_Data entries_
-- start --

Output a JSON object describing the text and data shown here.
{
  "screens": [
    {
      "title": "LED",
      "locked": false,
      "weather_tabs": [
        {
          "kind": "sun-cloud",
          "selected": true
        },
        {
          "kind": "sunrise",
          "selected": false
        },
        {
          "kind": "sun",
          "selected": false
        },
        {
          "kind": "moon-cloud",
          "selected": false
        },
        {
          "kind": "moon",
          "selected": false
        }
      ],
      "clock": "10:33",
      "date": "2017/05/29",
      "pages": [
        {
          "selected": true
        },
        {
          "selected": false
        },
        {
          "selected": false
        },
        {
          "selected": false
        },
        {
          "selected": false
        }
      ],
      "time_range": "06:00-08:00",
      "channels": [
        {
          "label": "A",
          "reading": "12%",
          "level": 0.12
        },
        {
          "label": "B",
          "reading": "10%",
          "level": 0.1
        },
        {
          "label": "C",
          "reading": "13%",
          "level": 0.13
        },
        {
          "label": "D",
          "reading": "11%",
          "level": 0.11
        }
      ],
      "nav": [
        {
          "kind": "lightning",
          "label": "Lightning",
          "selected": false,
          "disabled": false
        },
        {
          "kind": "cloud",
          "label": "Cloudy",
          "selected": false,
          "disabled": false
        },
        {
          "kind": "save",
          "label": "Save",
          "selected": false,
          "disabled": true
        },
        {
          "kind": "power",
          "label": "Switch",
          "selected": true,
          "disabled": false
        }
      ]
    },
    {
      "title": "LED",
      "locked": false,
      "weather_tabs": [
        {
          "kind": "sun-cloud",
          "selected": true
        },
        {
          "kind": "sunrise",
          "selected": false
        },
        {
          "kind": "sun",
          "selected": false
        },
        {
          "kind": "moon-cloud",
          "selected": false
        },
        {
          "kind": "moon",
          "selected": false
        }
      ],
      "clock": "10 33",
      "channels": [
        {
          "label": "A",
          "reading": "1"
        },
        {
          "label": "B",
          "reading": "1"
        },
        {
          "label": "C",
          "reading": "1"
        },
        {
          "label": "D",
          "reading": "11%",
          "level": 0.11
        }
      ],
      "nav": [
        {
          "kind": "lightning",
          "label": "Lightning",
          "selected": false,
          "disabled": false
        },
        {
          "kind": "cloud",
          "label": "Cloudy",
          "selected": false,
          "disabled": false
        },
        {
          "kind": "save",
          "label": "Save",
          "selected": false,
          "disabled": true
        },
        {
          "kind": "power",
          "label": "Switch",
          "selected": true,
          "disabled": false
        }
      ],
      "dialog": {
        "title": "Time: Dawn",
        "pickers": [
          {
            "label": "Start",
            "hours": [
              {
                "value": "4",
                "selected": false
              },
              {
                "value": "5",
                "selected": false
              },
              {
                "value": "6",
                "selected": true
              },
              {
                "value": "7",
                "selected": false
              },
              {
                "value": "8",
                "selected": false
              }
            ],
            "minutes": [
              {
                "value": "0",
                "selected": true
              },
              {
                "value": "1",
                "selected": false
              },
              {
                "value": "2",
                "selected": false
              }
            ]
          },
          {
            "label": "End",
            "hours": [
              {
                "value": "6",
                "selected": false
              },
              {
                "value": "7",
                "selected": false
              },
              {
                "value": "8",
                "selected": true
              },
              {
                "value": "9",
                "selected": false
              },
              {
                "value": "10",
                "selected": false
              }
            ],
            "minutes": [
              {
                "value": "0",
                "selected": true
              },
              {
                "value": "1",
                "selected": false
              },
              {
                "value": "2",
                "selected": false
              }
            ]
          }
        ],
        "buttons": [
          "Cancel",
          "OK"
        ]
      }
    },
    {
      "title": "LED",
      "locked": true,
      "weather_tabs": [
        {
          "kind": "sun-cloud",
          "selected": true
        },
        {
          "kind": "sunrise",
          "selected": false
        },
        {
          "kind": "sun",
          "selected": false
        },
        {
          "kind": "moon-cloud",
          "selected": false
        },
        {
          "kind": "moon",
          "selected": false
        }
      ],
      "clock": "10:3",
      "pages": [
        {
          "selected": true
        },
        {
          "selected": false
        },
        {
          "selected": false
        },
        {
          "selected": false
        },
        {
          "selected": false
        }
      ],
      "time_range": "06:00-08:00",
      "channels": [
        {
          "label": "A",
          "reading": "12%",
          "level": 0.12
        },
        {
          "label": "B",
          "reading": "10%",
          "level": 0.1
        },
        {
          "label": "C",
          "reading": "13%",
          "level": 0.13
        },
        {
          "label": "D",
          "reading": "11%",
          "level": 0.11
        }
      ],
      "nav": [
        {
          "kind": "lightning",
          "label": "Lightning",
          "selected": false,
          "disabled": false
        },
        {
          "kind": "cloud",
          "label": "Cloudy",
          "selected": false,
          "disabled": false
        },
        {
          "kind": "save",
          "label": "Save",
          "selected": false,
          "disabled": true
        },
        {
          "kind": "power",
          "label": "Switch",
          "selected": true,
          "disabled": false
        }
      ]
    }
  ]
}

-- end --

_Requirement_
Each line in the material above must be retyped without alteration.

_Completed task_
Output a JSON object describing the text and data shown here.
{
  "screens": [
    {
      "title": "LED",
      "locked": false,
      "weather_tabs": [
        {
          "kind": "sun-cloud",
          "selected": true
        },
        {
          "kind": "sunrise",
          "selected": false
        },
        {
          "kind": "sun",
          "selected": false
        },
        {
          "kind": "moon-cloud",
          "selected": false
        },
        {
          "kind": "moon",
          "selected": false
        }
      ],
      "clock": "10:33",
      "date": "2017/05/29",
      "pages": [
        {
          "selected": true
        },
        {
          "selected": false
        },
        {
          "selected": false
        },
        {
          "selected": false
        },
        {
          "selected": false
        }
      ],
      "time_range": "06:00-08:00",
      "channels": [
        {
          "label": "A",
          "reading": "12%",
          "level": 0.12
        },
        {
          "label": "B",
          "reading": "10%",
          "level": 0.1
        },
        {
          "label": "C",
          "reading": "13%",
          "level": 0.13
        },
        {
          "label": "D",
          "reading": "11%",
          "level": 0.11
        }
      ],
      "nav": [
        {
          "kind": "lightning",
          "label": "Lightning",
          "selected": false,
          "disabled": false
        },
        {
          "kind": "cloud",
          "label": "Cloudy",
          "selected": false,
          "disabled": false
        },
        {
          "kind": "save",
          "label": "Save",
          "selected": false,
          "disabled": true
        },
        {
          "kind": "power",
          "label": "Switch",
          "selected": true,
          "disabled": false
        }
      ]
    },
    {
      "title": "LED",
      "locked": false,
      "weather_tabs": [
        {
          "kind": "sun-cloud",
          "selected": true
        },
        {
          "kind": "sunrise",
          "selected": false
        },
        {
          "kind": "sun",
          "selected": false
        },
        {
          "kind": "moon-cloud",
          "selected": false
        },
        {
          "kind": "moon",
          "selected": false
        }
      ],
      "clock": "10 33",
      "channels": [
        {
          "label": "A",
          "reading": "1"
        },
        {
          "label": "B",
          "reading": "1"
        },
        {
          "label": "C",
          "reading": "1"
        },
        {
          "label": "D",
          "reading": "11%",
          "level": 0.11
        }
      ],
      "nav": [
        {
          "kind": "lightning",
          "label": "Lightning",
          "selected": false,
          "disabled": false
        },
        {
          "kind": "cloud",
          "label": "Cloudy",
          "selected": false,
          "disabled": false
        },
        {
          "kind": "save",
          "label": "Save",
          "selected": false,
          "disabled": true
        },
        {
          "kind": "power",
          "label": "Switch",
          "selected": true,
          "disabled": false
        }
      ],
      "dialog": {
        "title": "Time: Dawn",
        "pickers": [
          {
            "label": "Start",
            "hours": [
              {
                "value": "4",
                "selected": false
              },
              {
                "value": "5",
                "selected": false
              },
              {
                "value": "6",
                "selected": true
              },
              {
                "value": "7",
                "selected": false
              },
              {
                "value": "8",
                "selected": false
              }
            ],
            "minutes": [
              {
                "value": "0",
                "selected": true
              },
              {
                "value": "1",
                "selected": false
              },
              {
                "value": "2",
                "selected": false
              }
            ]
          },
          {
            "label": "End",
            "hours": [
              {
                "value": "6",
                "selected": false
              },
              {
                "value": "7",
                "selected": false
              },
              {
                "value": "8",
                "selected": true
              },
              {
                "value": "9",
                "selected": false
              },
              {
                "value": "10",
                "selected": false
              }
            ],
            "minutes": [
              {
                "value": "0",
                "selected": true
              },
              {
                "value": "1",
                "selected": false
              },
              {
                "value": "2",
                "selected": false
              }
            ]
          }
        ],
        "buttons": [
          "Cancel",
          "OK"
        ]
      }
    },
    {
      "title": "LED",
      "locked": true,
      "weather_tabs": [
        {
          "kind": "sun-cloud",
          "selected": true
        },
        {
          "kind": "sunrise",
          "selected": false
        },
        {
          "kind": "sun",
          "selected": false
        },
        {
          "kind": "moon-cloud",
          "selected": false
        },
        {
          "kind": "moon",
          "selected": false
        }
      ],
      "clock": "10:3",
      "pages": [
        {
          "selected": true
        },
        {
          "selected": false
        },
        {
          "selected": false
        },
        {
          "selected": false
        },
        {
          "selected": false
        }
      ],
      "time_range": "06:00-08:00",
      "channels": [
        {
          "label": "A",
          "reading": "12%",
          "level": 0.12
        },
        {
          "label": "B",
          "reading": "10%",
          "level": 0.1
        },
        {
          "label": "C",
          "reading": "13%",
          "level": 0.13
        },
        {
          "label": "D",
          "reading": "11%",
          "level": 0.11
        }
      ],
      "nav": [
        {
          "kind": "lightning",
          "label": "Lightning",
          "selected": false,
          "disabled": false
        },
        {
          "kind": "cloud",
          "label": "Cloudy",
          "selected": false,
          "disabled": false
        },
        {
          "kind": "save",
          "label": "Save",
          "selected": false,
          "disabled": true
        },
        {
          "kind": "power",
          "label": "Switch",
          "selected": true,
          "disabled": false
        }
      ]
    }
  ]
}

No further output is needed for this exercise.